# Set problem
Show, in full, each line of the data that contains "this".

# Task inputs

[Start]

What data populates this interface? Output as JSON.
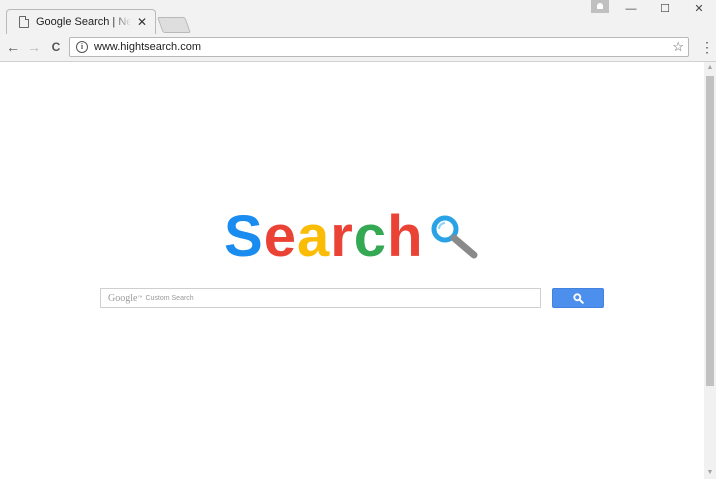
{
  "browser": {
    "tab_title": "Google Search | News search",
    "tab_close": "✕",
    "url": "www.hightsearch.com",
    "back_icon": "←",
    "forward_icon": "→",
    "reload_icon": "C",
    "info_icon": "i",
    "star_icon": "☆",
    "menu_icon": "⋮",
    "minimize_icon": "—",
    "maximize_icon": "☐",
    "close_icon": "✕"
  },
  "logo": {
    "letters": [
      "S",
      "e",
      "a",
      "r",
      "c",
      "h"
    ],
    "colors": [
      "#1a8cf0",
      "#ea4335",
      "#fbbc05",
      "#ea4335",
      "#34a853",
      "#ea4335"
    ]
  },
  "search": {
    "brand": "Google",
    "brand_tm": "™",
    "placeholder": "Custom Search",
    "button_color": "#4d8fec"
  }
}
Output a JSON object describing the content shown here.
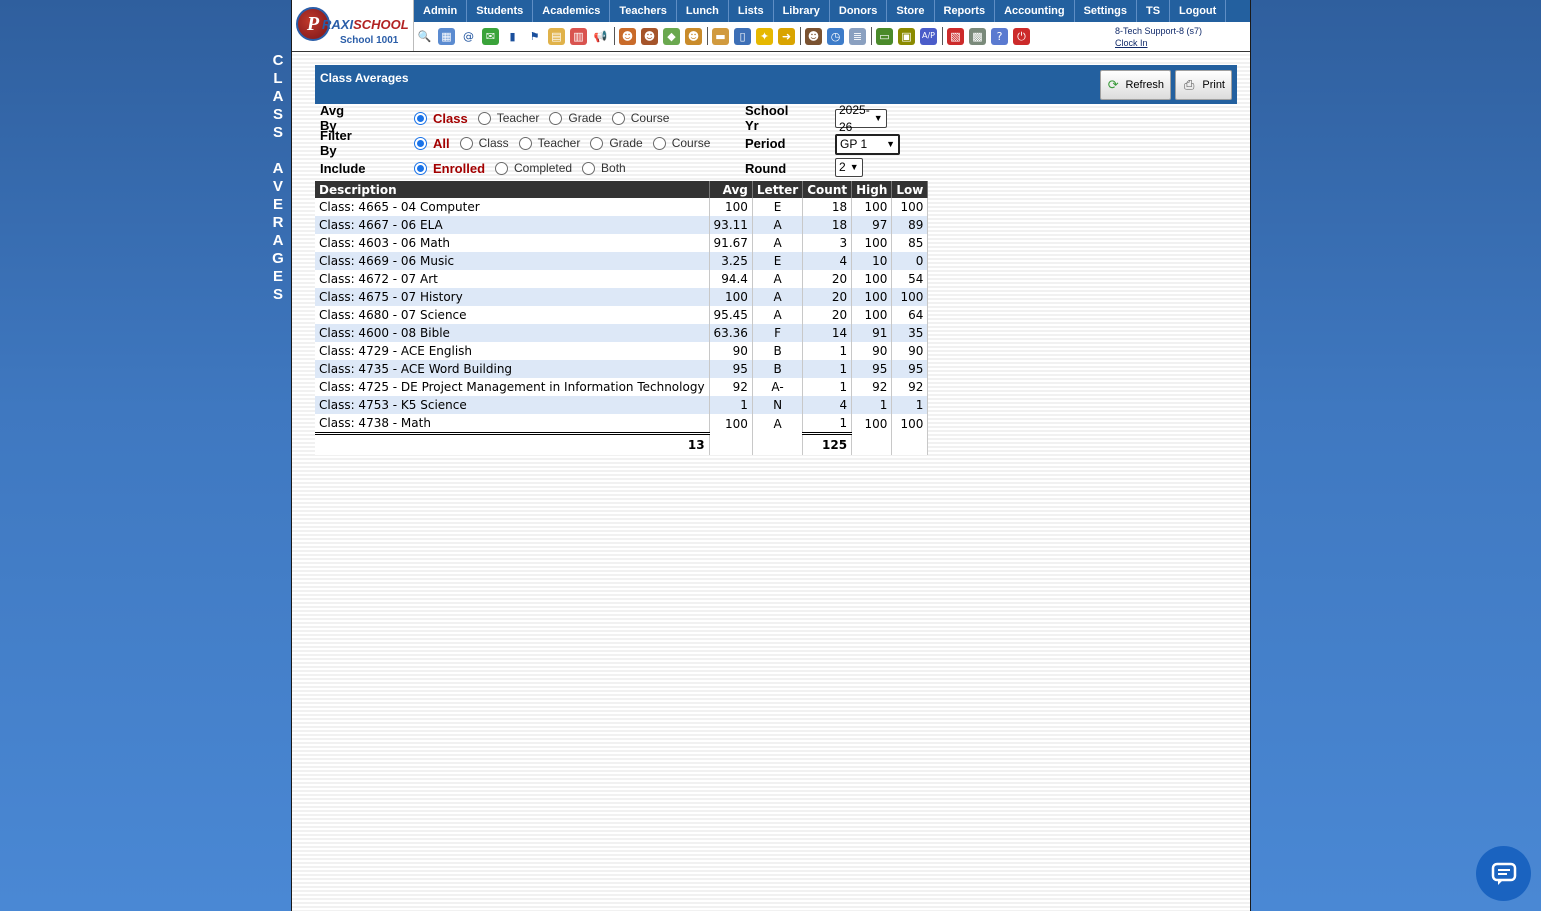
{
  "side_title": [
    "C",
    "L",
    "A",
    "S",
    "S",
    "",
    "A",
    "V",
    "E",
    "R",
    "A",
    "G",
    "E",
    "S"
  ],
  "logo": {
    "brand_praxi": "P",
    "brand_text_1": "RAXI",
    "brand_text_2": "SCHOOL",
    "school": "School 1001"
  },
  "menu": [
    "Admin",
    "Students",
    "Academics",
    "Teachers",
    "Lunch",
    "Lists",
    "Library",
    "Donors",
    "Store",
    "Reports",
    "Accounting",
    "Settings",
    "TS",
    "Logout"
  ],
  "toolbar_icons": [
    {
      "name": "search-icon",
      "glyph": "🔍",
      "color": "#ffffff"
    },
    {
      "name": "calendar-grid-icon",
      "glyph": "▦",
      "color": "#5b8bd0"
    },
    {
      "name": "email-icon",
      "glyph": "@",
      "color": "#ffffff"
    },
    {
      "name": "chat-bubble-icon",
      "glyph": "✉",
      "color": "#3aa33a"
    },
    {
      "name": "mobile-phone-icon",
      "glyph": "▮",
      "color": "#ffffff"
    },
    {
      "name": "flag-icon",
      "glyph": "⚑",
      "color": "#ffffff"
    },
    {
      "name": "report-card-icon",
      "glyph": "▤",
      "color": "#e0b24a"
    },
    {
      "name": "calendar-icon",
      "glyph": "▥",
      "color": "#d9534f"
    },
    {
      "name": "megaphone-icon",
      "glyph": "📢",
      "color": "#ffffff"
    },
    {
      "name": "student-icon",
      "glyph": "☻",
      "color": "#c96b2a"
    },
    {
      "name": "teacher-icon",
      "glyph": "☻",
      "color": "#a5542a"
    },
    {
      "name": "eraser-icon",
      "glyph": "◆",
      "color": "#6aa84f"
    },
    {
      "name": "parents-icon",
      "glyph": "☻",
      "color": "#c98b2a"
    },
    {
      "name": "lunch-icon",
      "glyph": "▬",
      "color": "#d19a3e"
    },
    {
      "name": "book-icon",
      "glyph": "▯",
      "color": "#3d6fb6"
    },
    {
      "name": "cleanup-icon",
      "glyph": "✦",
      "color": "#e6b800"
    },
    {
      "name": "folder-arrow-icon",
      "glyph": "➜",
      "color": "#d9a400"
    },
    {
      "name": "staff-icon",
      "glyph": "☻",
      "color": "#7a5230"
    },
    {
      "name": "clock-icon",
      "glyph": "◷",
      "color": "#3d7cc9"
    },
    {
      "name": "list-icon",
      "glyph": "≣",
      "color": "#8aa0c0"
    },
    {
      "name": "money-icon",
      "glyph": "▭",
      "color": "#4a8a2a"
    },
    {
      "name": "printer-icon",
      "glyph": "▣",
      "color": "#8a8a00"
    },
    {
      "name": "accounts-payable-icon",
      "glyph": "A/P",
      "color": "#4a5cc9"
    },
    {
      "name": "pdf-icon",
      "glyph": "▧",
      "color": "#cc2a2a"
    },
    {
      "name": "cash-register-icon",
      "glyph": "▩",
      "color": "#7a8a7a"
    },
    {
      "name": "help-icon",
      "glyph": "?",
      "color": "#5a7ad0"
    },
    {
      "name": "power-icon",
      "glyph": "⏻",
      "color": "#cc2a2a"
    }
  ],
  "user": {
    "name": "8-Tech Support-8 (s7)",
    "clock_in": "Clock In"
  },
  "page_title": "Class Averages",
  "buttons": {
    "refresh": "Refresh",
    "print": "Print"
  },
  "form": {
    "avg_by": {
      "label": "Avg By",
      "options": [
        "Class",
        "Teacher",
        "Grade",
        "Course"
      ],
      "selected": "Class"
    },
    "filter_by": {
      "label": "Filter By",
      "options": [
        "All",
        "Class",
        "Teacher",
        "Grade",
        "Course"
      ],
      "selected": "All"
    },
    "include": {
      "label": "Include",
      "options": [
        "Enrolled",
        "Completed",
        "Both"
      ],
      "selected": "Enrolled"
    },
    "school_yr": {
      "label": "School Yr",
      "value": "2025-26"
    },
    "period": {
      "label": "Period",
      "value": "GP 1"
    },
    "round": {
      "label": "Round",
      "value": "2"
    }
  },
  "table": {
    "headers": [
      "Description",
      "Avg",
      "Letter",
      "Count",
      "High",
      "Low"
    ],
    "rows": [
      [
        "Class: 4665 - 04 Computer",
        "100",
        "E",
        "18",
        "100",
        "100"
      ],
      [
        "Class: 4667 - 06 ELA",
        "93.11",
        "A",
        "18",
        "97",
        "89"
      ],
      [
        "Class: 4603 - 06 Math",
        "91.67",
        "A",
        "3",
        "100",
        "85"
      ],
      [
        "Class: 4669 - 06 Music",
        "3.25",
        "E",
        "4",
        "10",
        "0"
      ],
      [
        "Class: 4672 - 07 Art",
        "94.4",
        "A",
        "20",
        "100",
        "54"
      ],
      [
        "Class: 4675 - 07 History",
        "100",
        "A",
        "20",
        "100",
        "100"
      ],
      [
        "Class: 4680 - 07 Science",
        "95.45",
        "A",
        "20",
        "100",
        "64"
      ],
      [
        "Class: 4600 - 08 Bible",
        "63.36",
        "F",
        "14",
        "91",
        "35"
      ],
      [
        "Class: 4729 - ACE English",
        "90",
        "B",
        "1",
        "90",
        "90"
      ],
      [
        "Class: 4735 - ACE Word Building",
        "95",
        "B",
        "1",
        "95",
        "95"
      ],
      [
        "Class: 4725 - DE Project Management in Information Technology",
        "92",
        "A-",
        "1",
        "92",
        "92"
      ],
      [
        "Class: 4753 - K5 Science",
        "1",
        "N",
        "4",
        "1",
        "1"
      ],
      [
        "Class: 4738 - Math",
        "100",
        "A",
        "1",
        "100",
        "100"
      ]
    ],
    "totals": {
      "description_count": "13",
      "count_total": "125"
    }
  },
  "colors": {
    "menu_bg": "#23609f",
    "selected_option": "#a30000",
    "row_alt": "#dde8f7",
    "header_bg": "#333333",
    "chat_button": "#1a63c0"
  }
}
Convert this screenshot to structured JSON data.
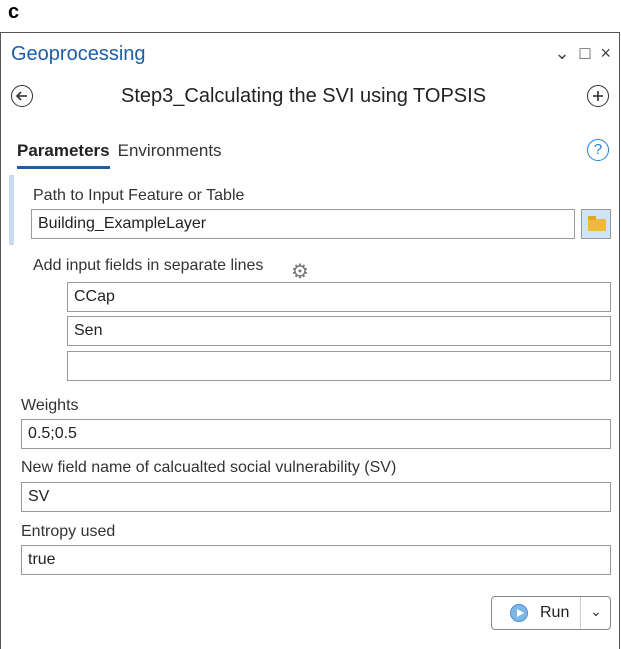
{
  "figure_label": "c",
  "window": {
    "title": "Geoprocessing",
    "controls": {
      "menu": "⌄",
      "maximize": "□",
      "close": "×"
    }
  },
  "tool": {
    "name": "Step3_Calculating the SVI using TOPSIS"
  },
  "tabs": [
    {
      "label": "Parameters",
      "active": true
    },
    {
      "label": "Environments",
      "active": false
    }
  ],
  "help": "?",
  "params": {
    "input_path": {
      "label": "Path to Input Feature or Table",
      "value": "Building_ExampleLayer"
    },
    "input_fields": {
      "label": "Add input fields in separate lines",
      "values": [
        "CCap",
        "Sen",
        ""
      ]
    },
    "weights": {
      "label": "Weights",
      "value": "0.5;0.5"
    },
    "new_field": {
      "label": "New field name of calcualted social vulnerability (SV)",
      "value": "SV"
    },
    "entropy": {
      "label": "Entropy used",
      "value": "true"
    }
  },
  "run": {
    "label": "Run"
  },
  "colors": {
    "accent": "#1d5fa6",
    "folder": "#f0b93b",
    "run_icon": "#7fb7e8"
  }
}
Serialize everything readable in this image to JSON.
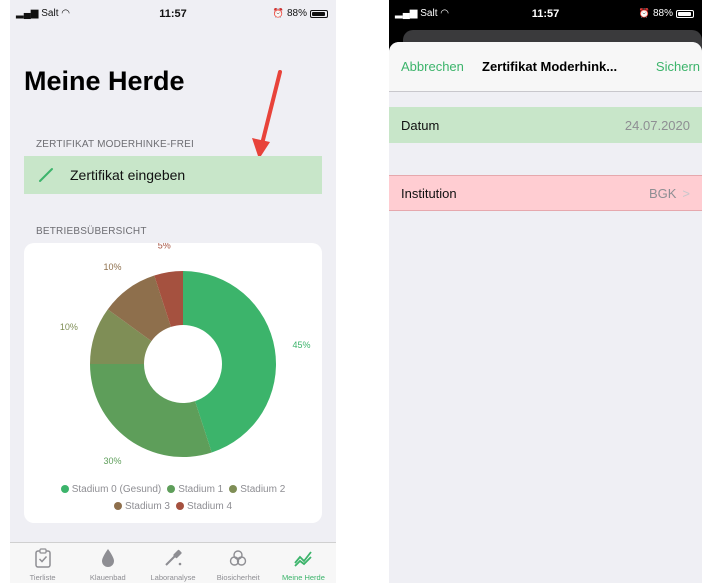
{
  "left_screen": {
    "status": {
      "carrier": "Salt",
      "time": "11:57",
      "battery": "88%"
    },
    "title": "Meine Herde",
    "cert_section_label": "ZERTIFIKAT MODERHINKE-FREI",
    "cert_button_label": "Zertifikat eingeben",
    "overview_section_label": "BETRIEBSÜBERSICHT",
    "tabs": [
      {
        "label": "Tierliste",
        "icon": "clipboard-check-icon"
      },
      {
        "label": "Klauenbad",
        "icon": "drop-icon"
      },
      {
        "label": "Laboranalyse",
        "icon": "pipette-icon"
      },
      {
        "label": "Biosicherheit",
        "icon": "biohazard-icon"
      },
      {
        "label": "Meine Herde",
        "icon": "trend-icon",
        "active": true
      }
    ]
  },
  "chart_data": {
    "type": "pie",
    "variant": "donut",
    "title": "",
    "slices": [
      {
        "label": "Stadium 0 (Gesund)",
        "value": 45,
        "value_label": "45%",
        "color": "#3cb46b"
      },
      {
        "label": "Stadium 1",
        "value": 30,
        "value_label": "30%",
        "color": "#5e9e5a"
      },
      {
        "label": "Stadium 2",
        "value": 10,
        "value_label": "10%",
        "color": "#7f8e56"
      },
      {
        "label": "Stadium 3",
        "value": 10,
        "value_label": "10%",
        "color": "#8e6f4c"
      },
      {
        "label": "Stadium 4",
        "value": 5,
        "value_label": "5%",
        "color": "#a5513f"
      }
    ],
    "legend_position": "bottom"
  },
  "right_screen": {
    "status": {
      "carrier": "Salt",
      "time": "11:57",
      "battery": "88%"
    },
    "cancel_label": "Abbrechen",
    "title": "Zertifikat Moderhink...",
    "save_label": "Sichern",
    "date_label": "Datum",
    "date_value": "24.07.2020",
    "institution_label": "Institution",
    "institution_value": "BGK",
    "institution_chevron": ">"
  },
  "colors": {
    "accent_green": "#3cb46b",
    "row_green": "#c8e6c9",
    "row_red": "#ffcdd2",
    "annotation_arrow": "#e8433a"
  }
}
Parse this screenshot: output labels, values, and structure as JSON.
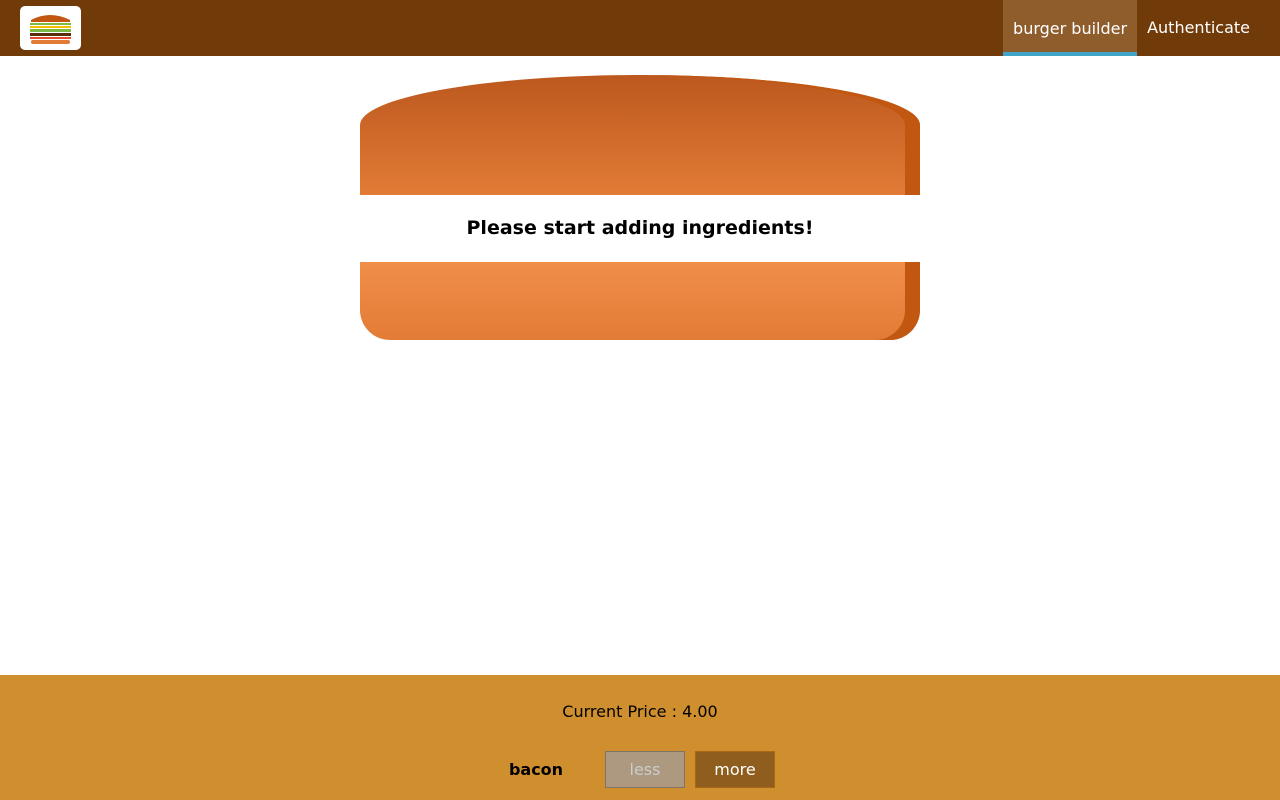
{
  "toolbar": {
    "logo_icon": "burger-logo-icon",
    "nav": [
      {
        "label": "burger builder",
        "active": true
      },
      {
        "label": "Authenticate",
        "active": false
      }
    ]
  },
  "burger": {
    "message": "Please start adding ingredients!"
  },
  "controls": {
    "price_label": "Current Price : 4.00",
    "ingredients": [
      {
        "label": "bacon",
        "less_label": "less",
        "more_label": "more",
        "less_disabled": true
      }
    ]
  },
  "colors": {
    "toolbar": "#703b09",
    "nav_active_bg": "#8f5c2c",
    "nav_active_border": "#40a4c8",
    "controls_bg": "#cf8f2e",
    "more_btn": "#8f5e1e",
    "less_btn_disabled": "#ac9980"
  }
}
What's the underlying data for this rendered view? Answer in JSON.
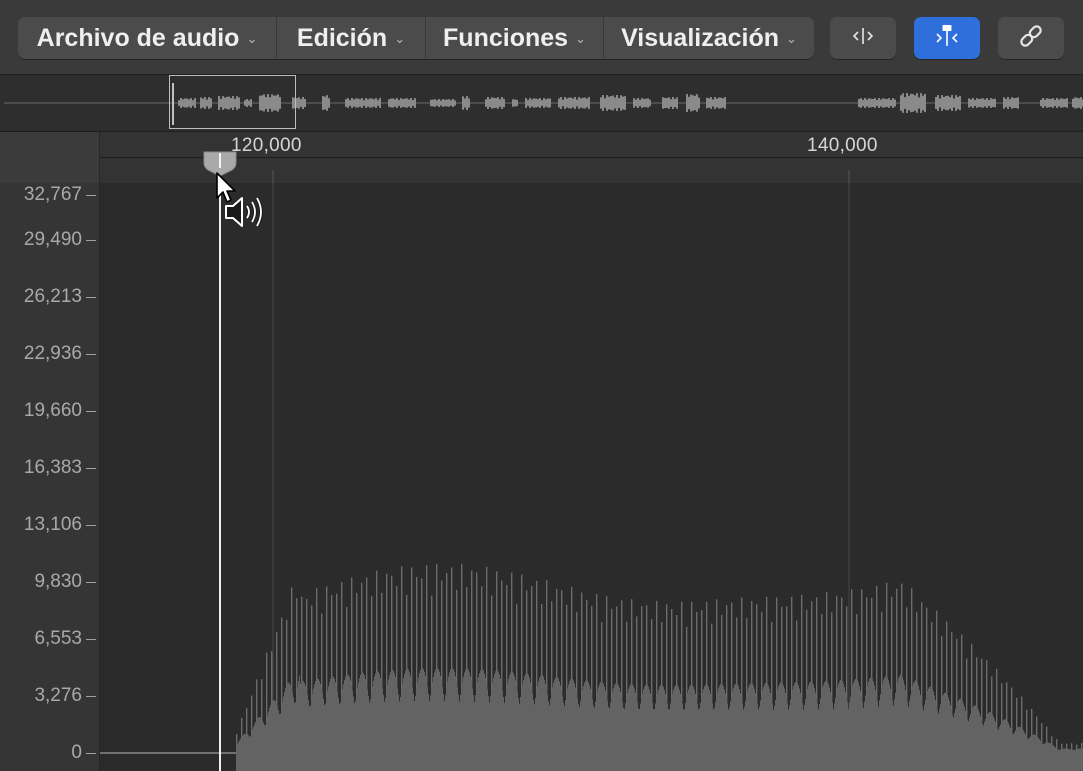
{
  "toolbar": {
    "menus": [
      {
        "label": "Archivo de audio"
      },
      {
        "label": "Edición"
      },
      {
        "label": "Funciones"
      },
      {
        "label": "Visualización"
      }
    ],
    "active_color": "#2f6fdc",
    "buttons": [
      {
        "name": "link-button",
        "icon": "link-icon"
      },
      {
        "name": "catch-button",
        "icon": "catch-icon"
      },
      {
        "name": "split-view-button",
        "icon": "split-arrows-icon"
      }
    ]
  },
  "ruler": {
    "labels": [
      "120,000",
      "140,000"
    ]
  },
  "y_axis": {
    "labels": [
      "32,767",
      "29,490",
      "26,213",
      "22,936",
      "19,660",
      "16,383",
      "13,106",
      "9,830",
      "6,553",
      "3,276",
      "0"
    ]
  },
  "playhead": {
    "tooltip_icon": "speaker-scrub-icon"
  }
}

[End]

# Correct result
What data populates this interface? Output as JSON.
Convert this screenshot to structured JSON data.
Serialize everything readable in this image to JSON.
Parse this screenshot: output labels, values, and structure as JSON.
What's the underlying data for this rendered view? Answer in JSON.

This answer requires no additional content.